Scan the records below for lines with the word "total", then state how many you find and nothing else.
>> BEGIN EXTRACTED INFORMATION
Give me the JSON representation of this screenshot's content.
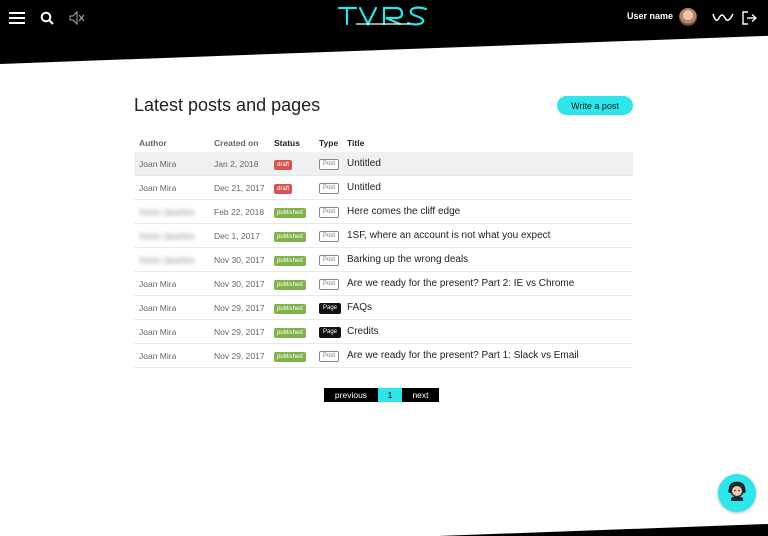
{
  "header": {
    "user_name": "User name",
    "icons": [
      "menu-icon",
      "search-icon",
      "mute-icon",
      "logo",
      "avatar",
      "wave-icon",
      "logout-icon"
    ],
    "accent_color": "#2ee6ea"
  },
  "main": {
    "title": "Latest posts and pages",
    "write_button": "Write a post"
  },
  "table": {
    "columns": [
      "Author",
      "Created on",
      "Status",
      "Type",
      "Title"
    ],
    "rows": [
      {
        "author": "Joan Mira",
        "created": "Jan 2, 2018",
        "status": "draft",
        "type": "Post",
        "title": "Untitled"
      },
      {
        "author": "Joan Mira",
        "created": "Dec 21, 2017",
        "status": "draft",
        "type": "Post",
        "title": "Untitled"
      },
      {
        "author": "Gwen Sparkes",
        "created": "Feb 22, 2018",
        "status": "published",
        "type": "Post",
        "title": "Here comes the cliff edge"
      },
      {
        "author": "Gwen Sparkes",
        "created": "Dec 1, 2017",
        "status": "published",
        "type": "Post",
        "title": "1SF, where an account is not what you expect"
      },
      {
        "author": "Gwen Sparkes",
        "created": "Nov 30, 2017",
        "status": "published",
        "type": "Post",
        "title": "Barking up the wrong deals"
      },
      {
        "author": "Joan Mira",
        "created": "Nov 30, 2017",
        "status": "published",
        "type": "Post",
        "title": "Are we ready for the present? Part 2: IE vs Chrome"
      },
      {
        "author": "Joan Mira",
        "created": "Nov 29, 2017",
        "status": "published",
        "type": "Page",
        "title": "FAQs"
      },
      {
        "author": "Joan Mira",
        "created": "Nov 29, 2017",
        "status": "published",
        "type": "Page",
        "title": "Credits"
      },
      {
        "author": "Joan Mira",
        "created": "Nov 29, 2017",
        "status": "published",
        "type": "Post",
        "title": "Are we ready for the present? Part 1: Slack vs Email"
      }
    ]
  },
  "pagination": {
    "previous": "previous",
    "current": "1",
    "next": "next"
  },
  "status_colors": {
    "draft": "#d9534f",
    "published": "#7fb24a"
  },
  "support_button_icon": "support-agent-icon"
}
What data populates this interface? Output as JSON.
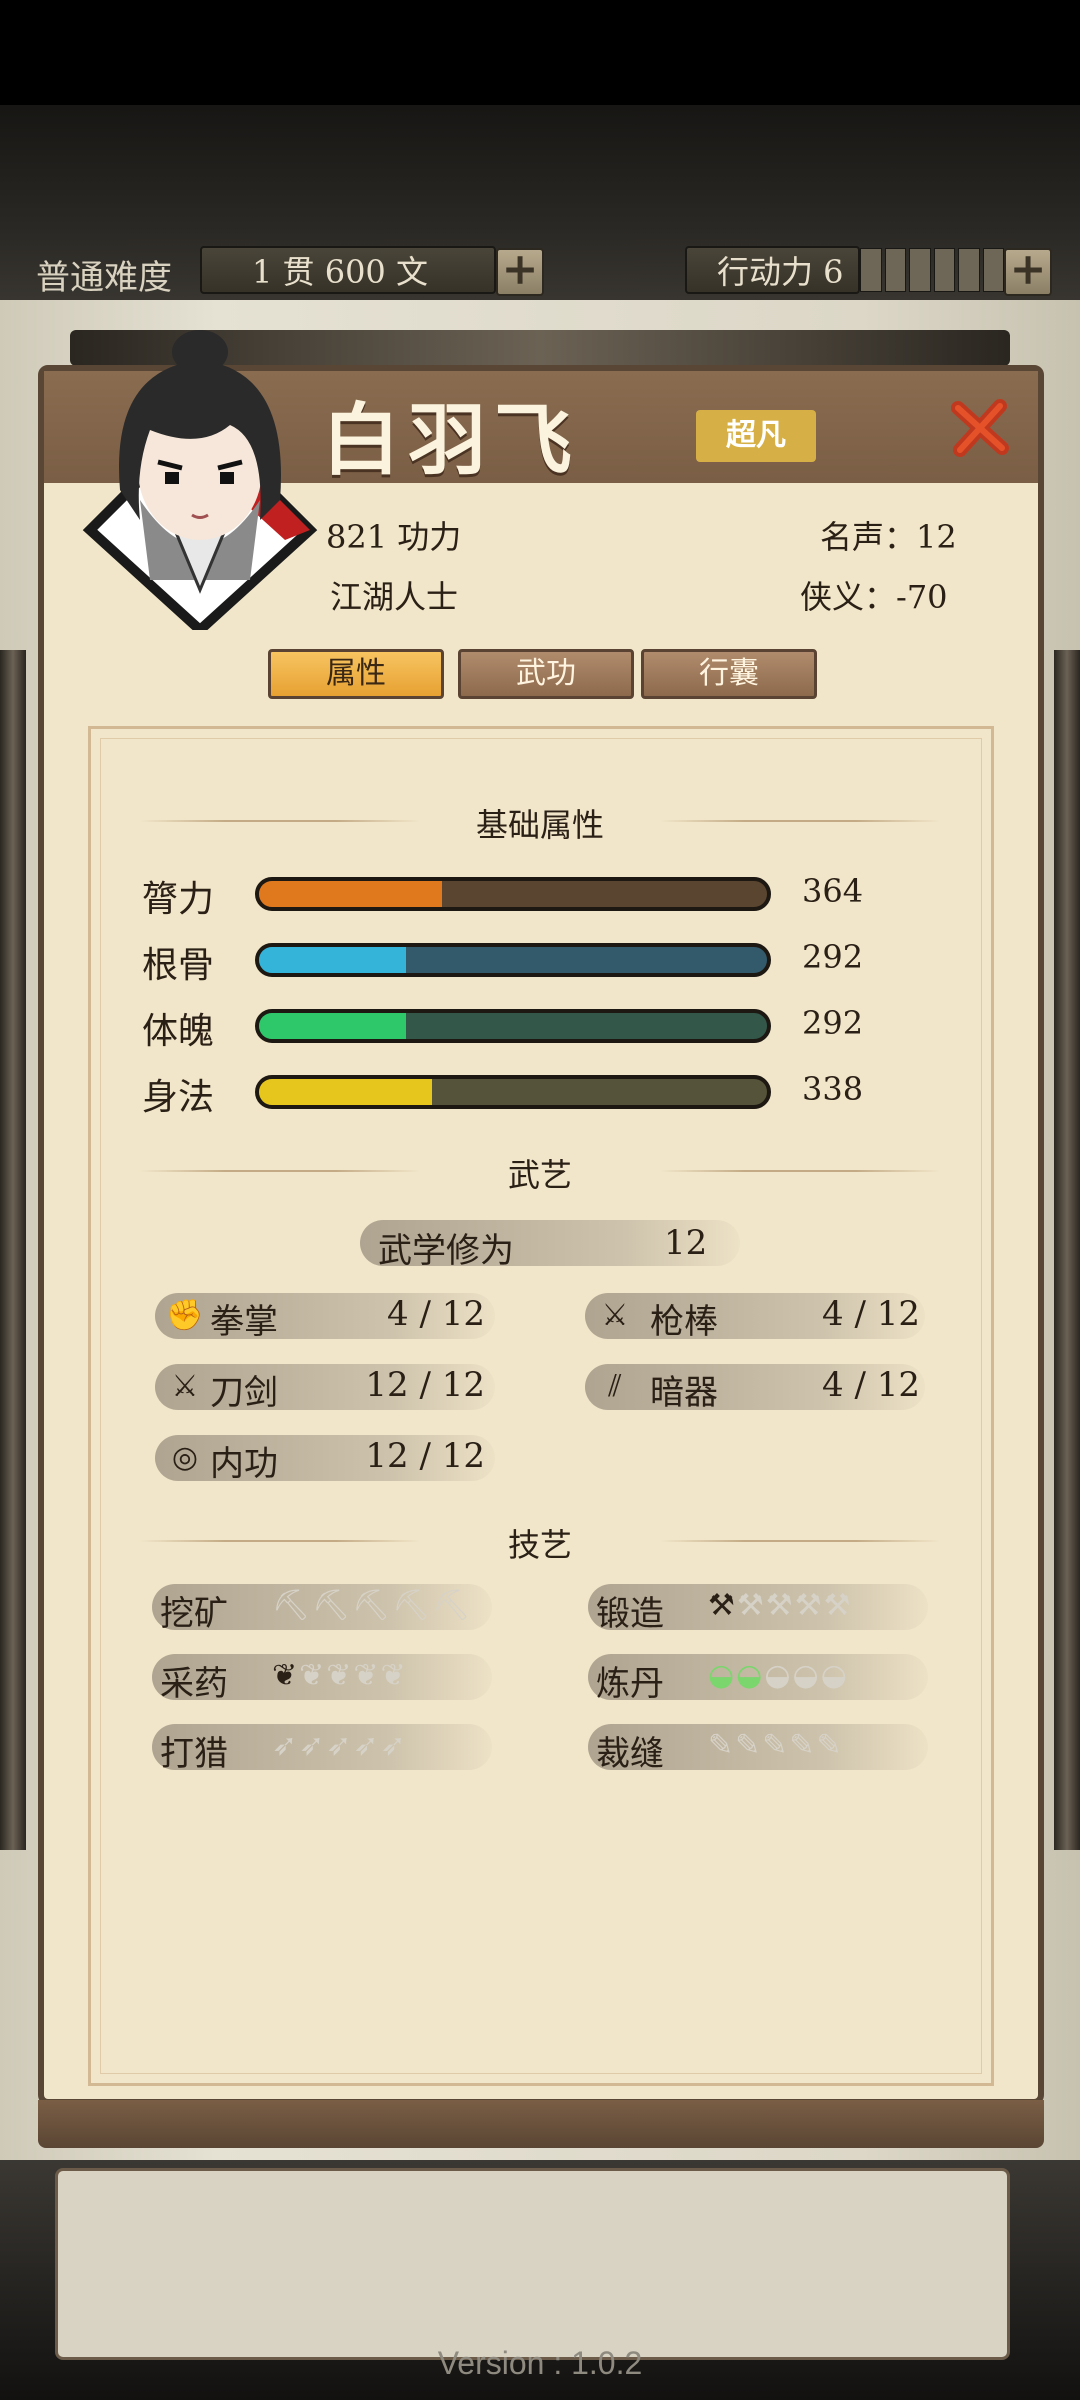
{
  "topbar": {
    "difficulty": "普通难度",
    "money_amount": "1 贯 600 文",
    "action_label": "行动力 6"
  },
  "character": {
    "name": "白羽飞",
    "grade": "超凡",
    "power": "821 功力",
    "fame": "名声：12",
    "identity": "江湖人士",
    "chivalry": "侠义：-70"
  },
  "tabs": [
    {
      "label": "属性",
      "active": true
    },
    {
      "label": "武功",
      "active": false
    },
    {
      "label": "行囊",
      "active": false
    }
  ],
  "sections": {
    "base": "基础属性",
    "martial": "武艺",
    "craft": "技艺"
  },
  "attributes": [
    {
      "label": "膂力",
      "value": "364",
      "fill": 0.36,
      "color": "#e0781e",
      "track": "#5a4630"
    },
    {
      "label": "根骨",
      "value": "292",
      "fill": 0.29,
      "color": "#33b4d8",
      "track": "#335a6b"
    },
    {
      "label": "体魄",
      "value": "292",
      "fill": 0.29,
      "color": "#2ec86b",
      "track": "#33584a"
    },
    {
      "label": "身法",
      "value": "338",
      "fill": 0.34,
      "color": "#e6c61c",
      "track": "#55533a"
    }
  ],
  "martial": {
    "cultivation_label": "武学修为",
    "cultivation_value": "12",
    "skills": [
      {
        "label": "拳掌",
        "value": "4 / 12",
        "icon": "fist-icon"
      },
      {
        "label": "枪棒",
        "value": "4 / 12",
        "icon": "crossed-spears-icon"
      },
      {
        "label": "刀剑",
        "value": "12 / 12",
        "icon": "crossed-swords-icon"
      },
      {
        "label": "暗器",
        "value": "4 / 12",
        "icon": "darts-icon"
      },
      {
        "label": "内功",
        "value": "12 / 12",
        "icon": "inner-energy-icon"
      }
    ]
  },
  "crafts": [
    {
      "label": "挖矿",
      "level": 0,
      "icon": "pickaxe-icon"
    },
    {
      "label": "锻造",
      "level": 1,
      "icon": "anvil-icon"
    },
    {
      "label": "采药",
      "level": 1,
      "icon": "herb-icon"
    },
    {
      "label": "炼丹",
      "level": 2,
      "icon": "bowl-icon"
    },
    {
      "label": "打猎",
      "level": 0,
      "icon": "arrow-icon"
    },
    {
      "label": "裁缝",
      "level": 0,
      "icon": "needle-icon"
    }
  ],
  "version": "Version : 1.0.2"
}
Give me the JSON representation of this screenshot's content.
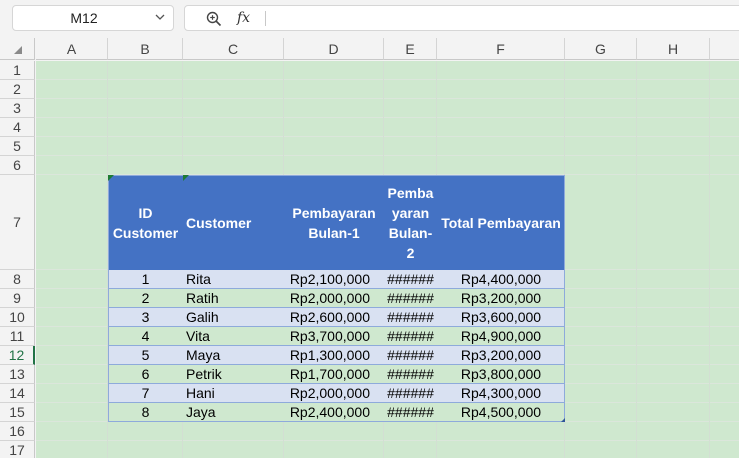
{
  "formula_bar": {
    "name_box": "M12",
    "fx_label": "fx",
    "formula": ""
  },
  "columns": [
    "A",
    "B",
    "C",
    "D",
    "E",
    "F",
    "G",
    "H"
  ],
  "rows": [
    "1",
    "2",
    "3",
    "4",
    "5",
    "6",
    "7",
    "8",
    "9",
    "10",
    "11",
    "12",
    "13",
    "14",
    "15",
    "16",
    "17"
  ],
  "active_row": "12",
  "table": {
    "headers": {
      "id": "ID Customer",
      "customer": "Customer",
      "bulan1": "Pembayaran Bulan-1",
      "bulan2": "Pemba yaran Bulan- 2",
      "total": "Total Pembayaran"
    },
    "rows": [
      {
        "id": "1",
        "customer": "Rita",
        "bulan1": "Rp2,100,000",
        "bulan2": "######",
        "total": "Rp4,400,000"
      },
      {
        "id": "2",
        "customer": "Ratih",
        "bulan1": "Rp2,000,000",
        "bulan2": "######",
        "total": "Rp3,200,000"
      },
      {
        "id": "3",
        "customer": "Galih",
        "bulan1": "Rp2,600,000",
        "bulan2": "######",
        "total": "Rp3,600,000"
      },
      {
        "id": "4",
        "customer": "Vita",
        "bulan1": "Rp3,700,000",
        "bulan2": "######",
        "total": "Rp4,900,000"
      },
      {
        "id": "5",
        "customer": "Maya",
        "bulan1": "Rp1,300,000",
        "bulan2": "######",
        "total": "Rp3,200,000"
      },
      {
        "id": "6",
        "customer": "Petrik",
        "bulan1": "Rp1,700,000",
        "bulan2": "######",
        "total": "Rp3,800,000"
      },
      {
        "id": "7",
        "customer": "Hani",
        "bulan1": "Rp2,000,000",
        "bulan2": "######",
        "total": "Rp4,300,000"
      },
      {
        "id": "8",
        "customer": "Jaya",
        "bulan1": "Rp2,400,000",
        "bulan2": "######",
        "total": "Rp4,500,000"
      }
    ]
  },
  "colors": {
    "header_fill": "#4472c4",
    "band_fill": "#d9e1f2",
    "sheet_fill": "#cfe8cf",
    "accent": "#217346"
  }
}
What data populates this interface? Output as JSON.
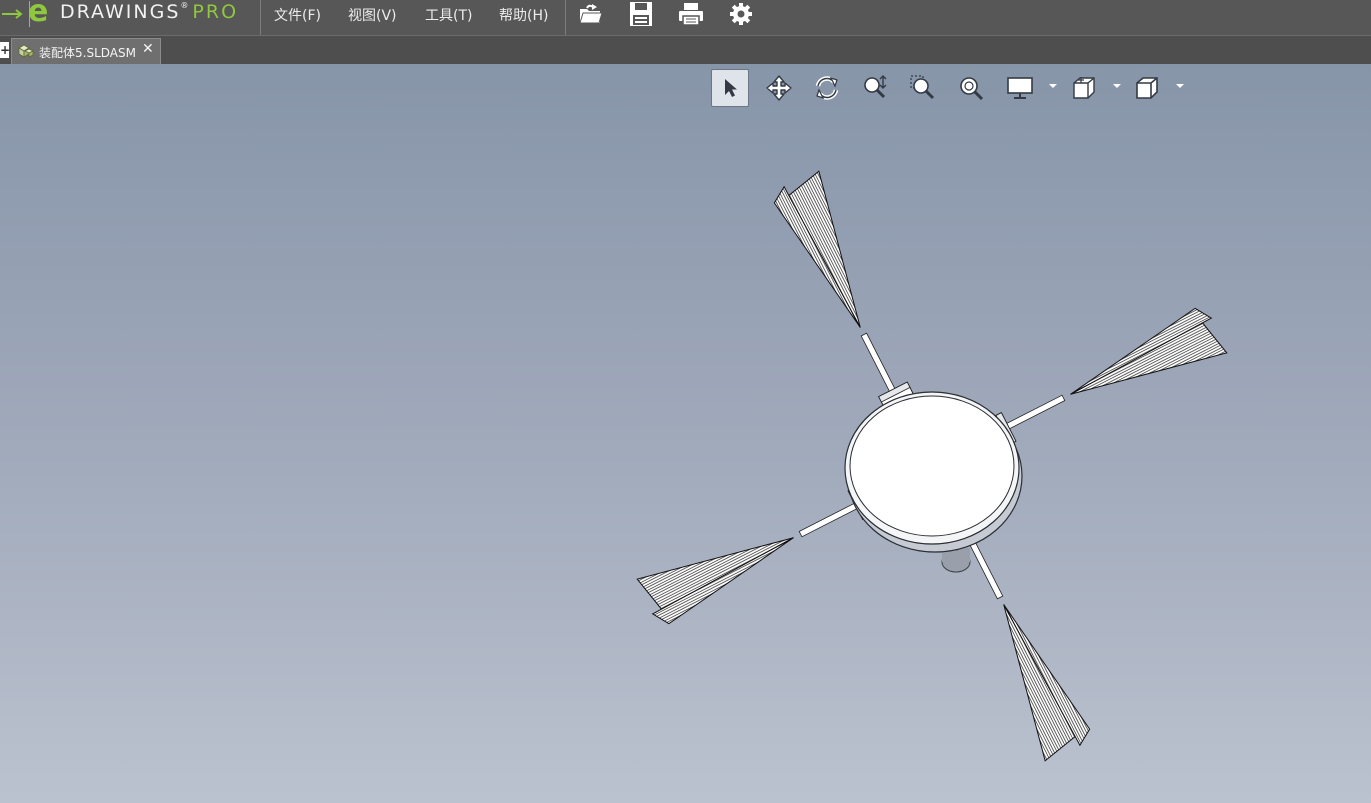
{
  "app": {
    "logo_text": "DRAWINGS",
    "logo_reg": "®",
    "logo_pro": "PRO"
  },
  "menu": {
    "file": "文件(F)",
    "view": "视图(V)",
    "tools": "工具(T)",
    "help": "帮助(H)"
  },
  "toolbar": {
    "icons": [
      "open-folder-icon",
      "save-icon",
      "print-icon",
      "settings-gear-icon"
    ]
  },
  "tab": {
    "plus": "+",
    "label": "装配体5.SLDASM",
    "close": "✕"
  },
  "view_toolbar": {
    "tools": [
      "select",
      "pan",
      "rotate",
      "zoom",
      "zoom-to-area",
      "zoom-to-fit",
      "display-style",
      "view-settings",
      "view-orientation"
    ],
    "active": "select"
  },
  "colors": {
    "accent": "#8fc73e",
    "viewport_top": "#8795a9",
    "viewport_bottom": "#bbc2cf"
  }
}
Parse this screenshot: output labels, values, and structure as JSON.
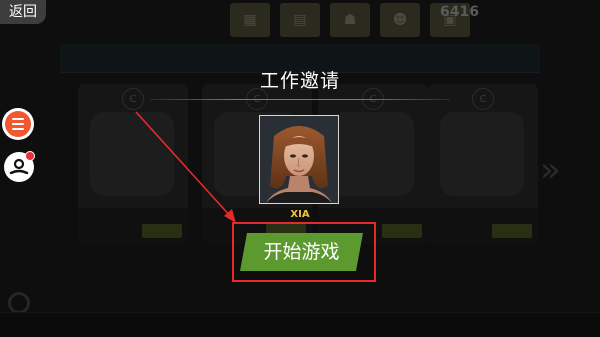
{
  "back_button": {
    "label": "返回"
  },
  "dialog": {
    "title": "工作邀请",
    "character_name": "XIA",
    "start_button_label": "开始游戏"
  },
  "background": {
    "coins_value": "6416",
    "game_cards": [
      {
        "badge": "C"
      },
      {
        "badge": "C"
      },
      {
        "badge": "C"
      },
      {
        "badge": "C"
      }
    ]
  },
  "side_buttons": {
    "menu_icon": "hamburger-menu-icon",
    "profile_icon": "profile-icon",
    "profile_has_notification": true
  },
  "colors": {
    "start_button": "#5c9a2f",
    "highlight": "#e62a2a",
    "character_name": "#f0c53c",
    "menu_accent": "#f2572f"
  }
}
>> END EXTRACTED INFORMATION
EXERCISE ANSWER:
9